▸ **DATA FOR THIS EXERCISE**

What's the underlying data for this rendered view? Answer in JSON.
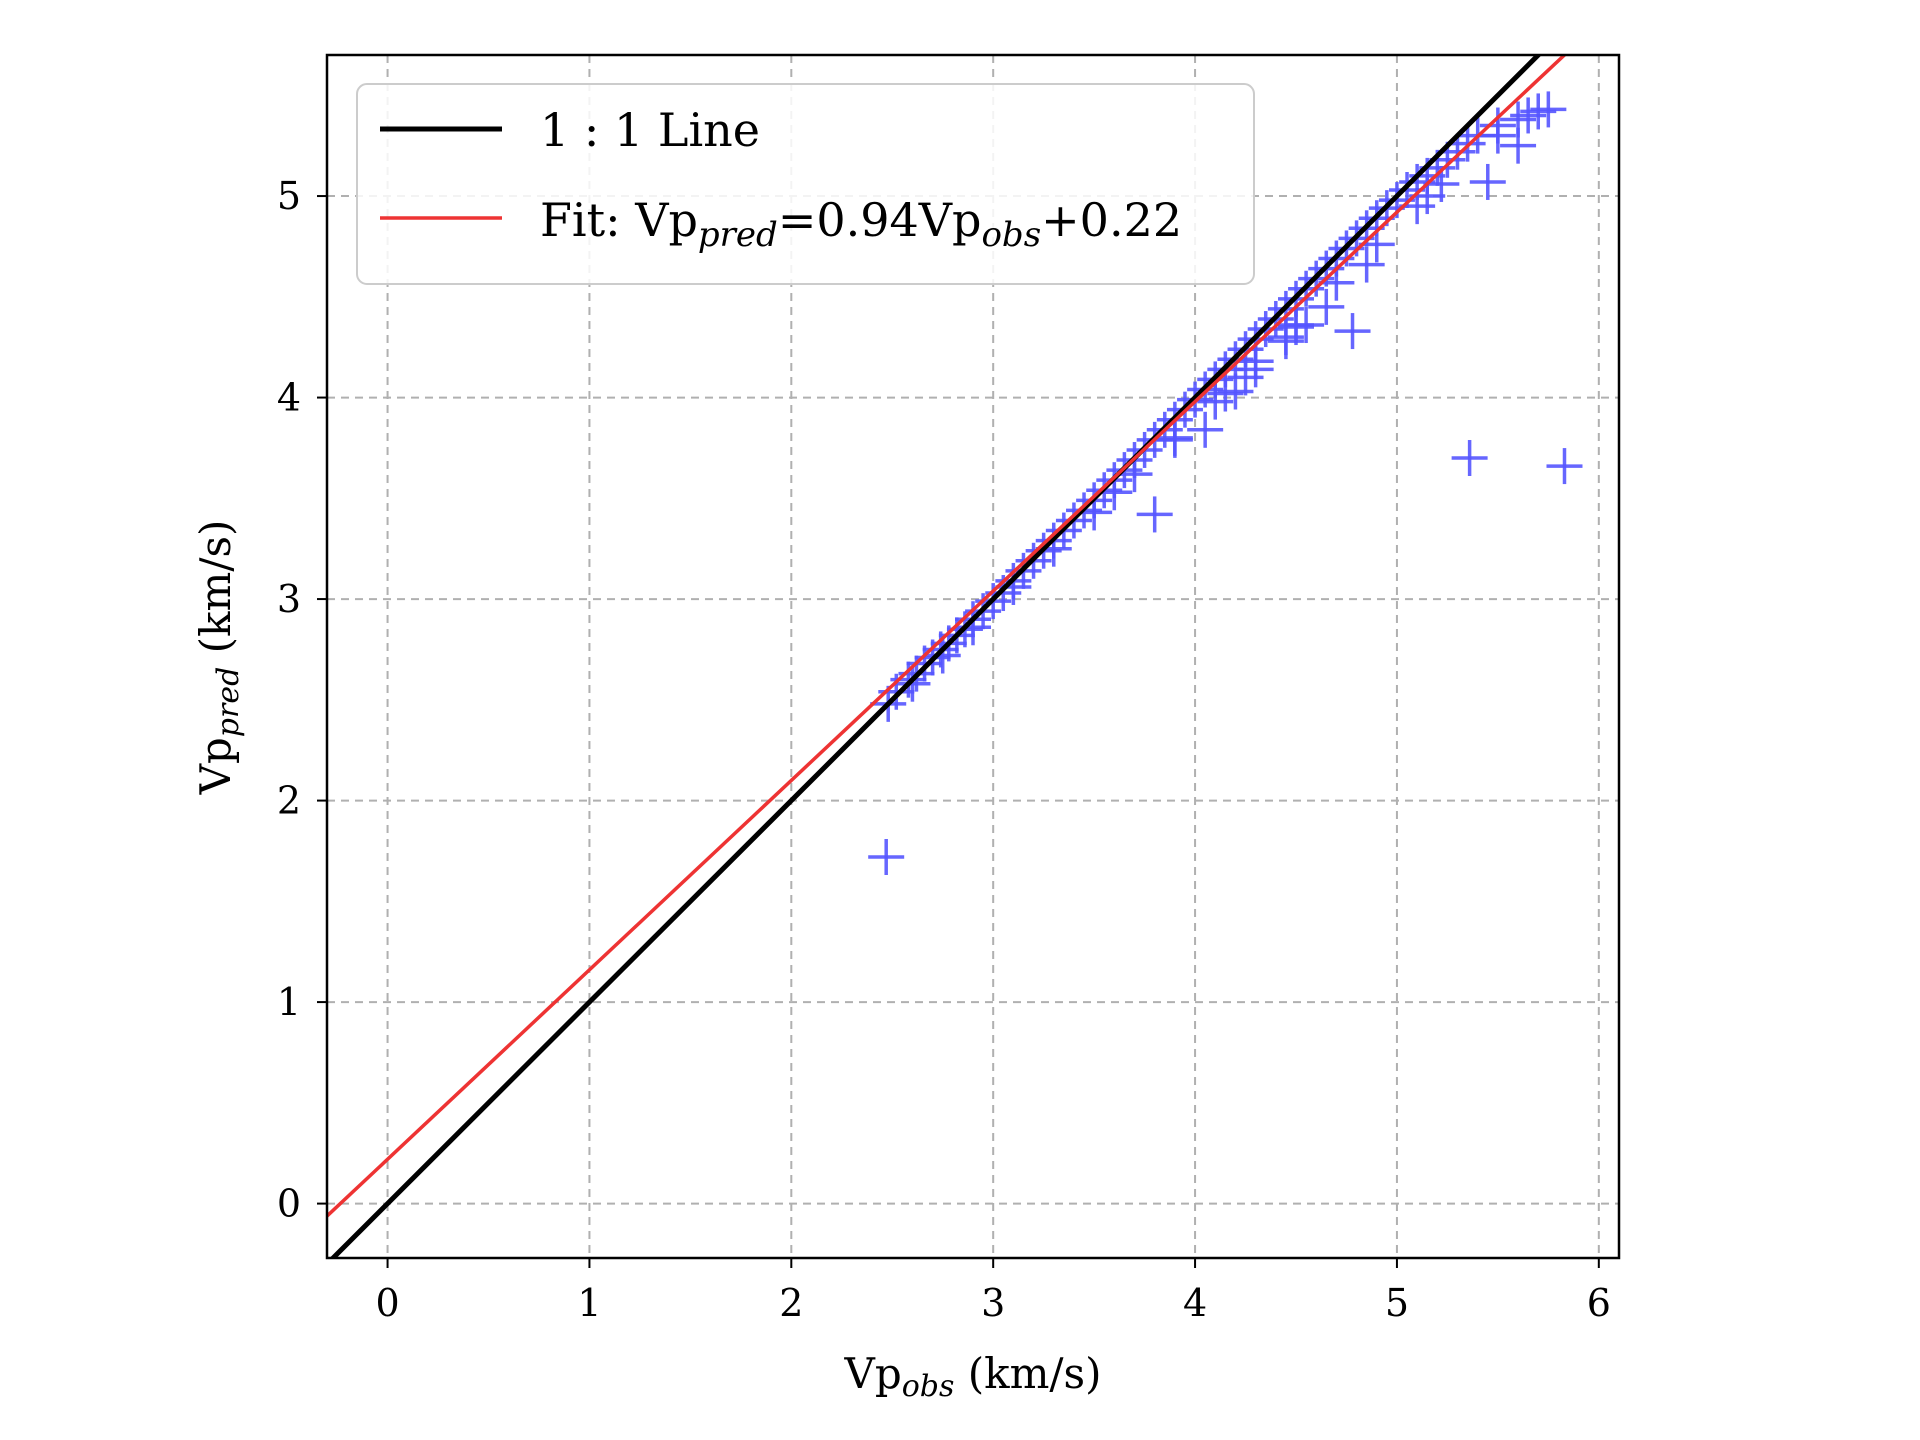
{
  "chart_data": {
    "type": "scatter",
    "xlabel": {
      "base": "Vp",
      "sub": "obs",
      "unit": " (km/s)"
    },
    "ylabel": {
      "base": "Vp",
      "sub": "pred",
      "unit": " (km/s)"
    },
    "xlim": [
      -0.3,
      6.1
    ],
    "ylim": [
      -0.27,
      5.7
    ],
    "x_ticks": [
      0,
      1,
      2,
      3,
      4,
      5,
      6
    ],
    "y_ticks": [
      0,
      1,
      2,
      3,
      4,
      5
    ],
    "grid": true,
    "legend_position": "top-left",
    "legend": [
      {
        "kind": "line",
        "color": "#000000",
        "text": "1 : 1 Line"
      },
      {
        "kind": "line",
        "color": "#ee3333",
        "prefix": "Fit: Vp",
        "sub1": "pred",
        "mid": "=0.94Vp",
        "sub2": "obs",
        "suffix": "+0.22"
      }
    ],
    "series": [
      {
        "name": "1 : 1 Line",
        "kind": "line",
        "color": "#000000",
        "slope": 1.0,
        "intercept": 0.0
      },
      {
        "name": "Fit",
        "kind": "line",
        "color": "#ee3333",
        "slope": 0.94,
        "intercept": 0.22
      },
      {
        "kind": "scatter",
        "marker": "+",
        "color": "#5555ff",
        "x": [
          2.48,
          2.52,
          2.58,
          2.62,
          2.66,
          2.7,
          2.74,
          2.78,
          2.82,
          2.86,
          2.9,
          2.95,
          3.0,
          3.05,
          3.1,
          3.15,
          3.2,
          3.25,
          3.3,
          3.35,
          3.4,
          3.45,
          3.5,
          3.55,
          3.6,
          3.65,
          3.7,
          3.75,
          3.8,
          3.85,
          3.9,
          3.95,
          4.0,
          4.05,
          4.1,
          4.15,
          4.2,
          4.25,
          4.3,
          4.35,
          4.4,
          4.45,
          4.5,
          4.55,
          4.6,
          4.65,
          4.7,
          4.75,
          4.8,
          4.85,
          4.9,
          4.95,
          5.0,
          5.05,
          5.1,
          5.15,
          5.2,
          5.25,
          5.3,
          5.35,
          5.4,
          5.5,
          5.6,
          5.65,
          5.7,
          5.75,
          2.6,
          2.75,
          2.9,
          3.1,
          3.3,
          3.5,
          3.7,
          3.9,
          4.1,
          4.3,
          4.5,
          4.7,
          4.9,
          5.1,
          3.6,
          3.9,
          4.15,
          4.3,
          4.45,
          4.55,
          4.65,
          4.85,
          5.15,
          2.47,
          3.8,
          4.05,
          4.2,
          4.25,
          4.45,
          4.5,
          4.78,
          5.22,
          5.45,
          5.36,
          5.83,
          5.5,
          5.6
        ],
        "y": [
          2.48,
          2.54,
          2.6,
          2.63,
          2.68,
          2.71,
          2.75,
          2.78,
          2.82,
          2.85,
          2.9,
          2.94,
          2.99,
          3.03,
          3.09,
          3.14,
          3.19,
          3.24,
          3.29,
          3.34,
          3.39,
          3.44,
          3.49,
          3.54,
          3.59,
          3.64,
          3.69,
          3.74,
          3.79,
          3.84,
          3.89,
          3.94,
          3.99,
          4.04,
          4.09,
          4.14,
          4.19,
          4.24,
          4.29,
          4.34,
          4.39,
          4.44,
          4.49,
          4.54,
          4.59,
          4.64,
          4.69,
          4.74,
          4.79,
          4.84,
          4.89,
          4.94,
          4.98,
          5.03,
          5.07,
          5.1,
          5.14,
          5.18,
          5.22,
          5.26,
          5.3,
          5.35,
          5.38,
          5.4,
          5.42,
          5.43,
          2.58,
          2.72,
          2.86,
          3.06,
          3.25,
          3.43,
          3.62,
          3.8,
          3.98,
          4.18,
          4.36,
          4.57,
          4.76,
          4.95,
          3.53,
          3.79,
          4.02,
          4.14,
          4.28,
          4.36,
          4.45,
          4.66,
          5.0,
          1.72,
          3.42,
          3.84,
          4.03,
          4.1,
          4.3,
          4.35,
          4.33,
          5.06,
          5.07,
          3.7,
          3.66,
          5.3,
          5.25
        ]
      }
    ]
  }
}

▸ **STATED PROBLEM**
Do not include the images; transcribe the rest of the listing exactly.

▸ **TASK SOLUTION**
What's the underlying data for this rendered view? Answer in JSON.
{
  "chart_data": {
    "type": "scatter",
    "xlabel": {
      "base": "Vp",
      "sub": "obs",
      "unit": " (km/s)"
    },
    "ylabel": {
      "base": "Vp",
      "sub": "pred",
      "unit": " (km/s)"
    },
    "xlim": [
      -0.3,
      6.1
    ],
    "ylim": [
      -0.27,
      5.7
    ],
    "x_ticks": [
      0,
      1,
      2,
      3,
      4,
      5,
      6
    ],
    "y_ticks": [
      0,
      1,
      2,
      3,
      4,
      5
    ],
    "grid": true,
    "legend_position": "top-left",
    "legend": [
      {
        "kind": "line",
        "color": "#000000",
        "text": "1 : 1 Line"
      },
      {
        "kind": "line",
        "color": "#ee3333",
        "prefix": "Fit: Vp",
        "sub1": "pred",
        "mid": "=0.94Vp",
        "sub2": "obs",
        "suffix": "+0.22"
      }
    ],
    "series": [
      {
        "name": "1 : 1 Line",
        "kind": "line",
        "color": "#000000",
        "slope": 1.0,
        "intercept": 0.0
      },
      {
        "name": "Fit",
        "kind": "line",
        "color": "#ee3333",
        "slope": 0.94,
        "intercept": 0.22
      },
      {
        "kind": "scatter",
        "marker": "+",
        "color": "#5555ff",
        "x": [
          2.48,
          2.52,
          2.58,
          2.62,
          2.66,
          2.7,
          2.74,
          2.78,
          2.82,
          2.86,
          2.9,
          2.95,
          3.0,
          3.05,
          3.1,
          3.15,
          3.2,
          3.25,
          3.3,
          3.35,
          3.4,
          3.45,
          3.5,
          3.55,
          3.6,
          3.65,
          3.7,
          3.75,
          3.8,
          3.85,
          3.9,
          3.95,
          4.0,
          4.05,
          4.1,
          4.15,
          4.2,
          4.25,
          4.3,
          4.35,
          4.4,
          4.45,
          4.5,
          4.55,
          4.6,
          4.65,
          4.7,
          4.75,
          4.8,
          4.85,
          4.9,
          4.95,
          5.0,
          5.05,
          5.1,
          5.15,
          5.2,
          5.25,
          5.3,
          5.35,
          5.4,
          5.5,
          5.6,
          5.65,
          5.7,
          5.75,
          2.6,
          2.75,
          2.9,
          3.1,
          3.3,
          3.5,
          3.7,
          3.9,
          4.1,
          4.3,
          4.5,
          4.7,
          4.9,
          5.1,
          3.6,
          3.9,
          4.15,
          4.3,
          4.45,
          4.55,
          4.65,
          4.85,
          5.15,
          2.47,
          3.8,
          4.05,
          4.2,
          4.25,
          4.45,
          4.5,
          4.78,
          5.22,
          5.45,
          5.36,
          5.83,
          5.5,
          5.6
        ],
        "y": [
          2.48,
          2.54,
          2.6,
          2.63,
          2.68,
          2.71,
          2.75,
          2.78,
          2.82,
          2.85,
          2.9,
          2.94,
          2.99,
          3.03,
          3.09,
          3.14,
          3.19,
          3.24,
          3.29,
          3.34,
          3.39,
          3.44,
          3.49,
          3.54,
          3.59,
          3.64,
          3.69,
          3.74,
          3.79,
          3.84,
          3.89,
          3.94,
          3.99,
          4.04,
          4.09,
          4.14,
          4.19,
          4.24,
          4.29,
          4.34,
          4.39,
          4.44,
          4.49,
          4.54,
          4.59,
          4.64,
          4.69,
          4.74,
          4.79,
          4.84,
          4.89,
          4.94,
          4.98,
          5.03,
          5.07,
          5.1,
          5.14,
          5.18,
          5.22,
          5.26,
          5.3,
          5.35,
          5.38,
          5.4,
          5.42,
          5.43,
          2.58,
          2.72,
          2.86,
          3.06,
          3.25,
          3.43,
          3.62,
          3.8,
          3.98,
          4.18,
          4.36,
          4.57,
          4.76,
          4.95,
          3.53,
          3.79,
          4.02,
          4.14,
          4.28,
          4.36,
          4.45,
          4.66,
          5.0,
          1.72,
          3.42,
          3.84,
          4.03,
          4.1,
          4.3,
          4.35,
          4.33,
          5.06,
          5.07,
          3.7,
          3.66,
          5.3,
          5.25
        ]
      }
    ]
  }
}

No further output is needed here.